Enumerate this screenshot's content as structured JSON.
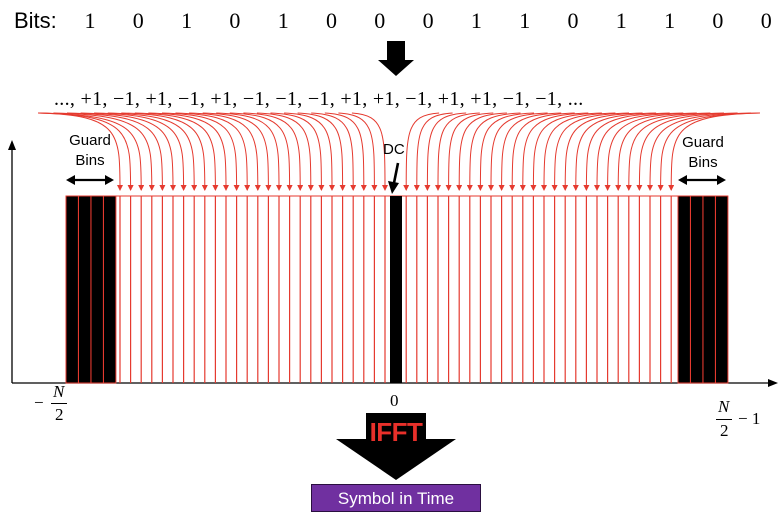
{
  "bits_label": "Bits:",
  "bits": [
    "1",
    "0",
    "1",
    "0",
    "1",
    "0",
    "0",
    "0",
    "1",
    "1",
    "0",
    "1",
    "1",
    "0",
    "0"
  ],
  "symbols_text": "..., +1, −1, +1, −1, +1, −1, −1, −1, +1, +1, −1, +1, +1, −1, −1, ...",
  "guard_left": {
    "line1": "Guard",
    "line2": "Bins"
  },
  "guard_right": {
    "line1": "Guard",
    "line2": "Bins"
  },
  "dc_label": "DC",
  "axis": {
    "left_minus": "−",
    "left_num": "N",
    "left_den": "2",
    "center": "0",
    "right_num": "N",
    "right_den": "2",
    "right_suffix": "− 1"
  },
  "ifft_label": "IFFT",
  "output_label": "Symbol in Time",
  "colors": {
    "subcarrier": "#e53a2f",
    "bin_fill": "#000000",
    "output_box": "#7030a0",
    "ifft_text": "#e8302a"
  }
}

----------------

Reproduce all the records verbatim, excluding images.

Enumerate this screenshot's content as structured JSON.
{
  "bits_label": "Bits:",
  "bits": [
    "1",
    "0",
    "1",
    "0",
    "1",
    "0",
    "0",
    "0",
    "1",
    "1",
    "0",
    "1",
    "1",
    "0",
    "0"
  ],
  "symbols_text": "..., +1, −1, +1, −1, +1, −1, −1, −1, +1, +1, −1, +1, +1, −1, −1, ...",
  "guard_left": {
    "line1": "Guard",
    "line2": "Bins"
  },
  "guard_right": {
    "line1": "Guard",
    "line2": "Bins"
  },
  "dc_label": "DC",
  "axis": {
    "left_minus": "−",
    "left_num": "N",
    "left_den": "2",
    "center": "0",
    "right_num": "N",
    "right_den": "2",
    "right_suffix": "− 1"
  },
  "ifft_label": "IFFT",
  "output_label": "Symbol in Time",
  "colors": {
    "subcarrier": "#e53a2f",
    "bin_fill": "#000000",
    "output_box": "#7030a0",
    "ifft_text": "#e8302a"
  }
}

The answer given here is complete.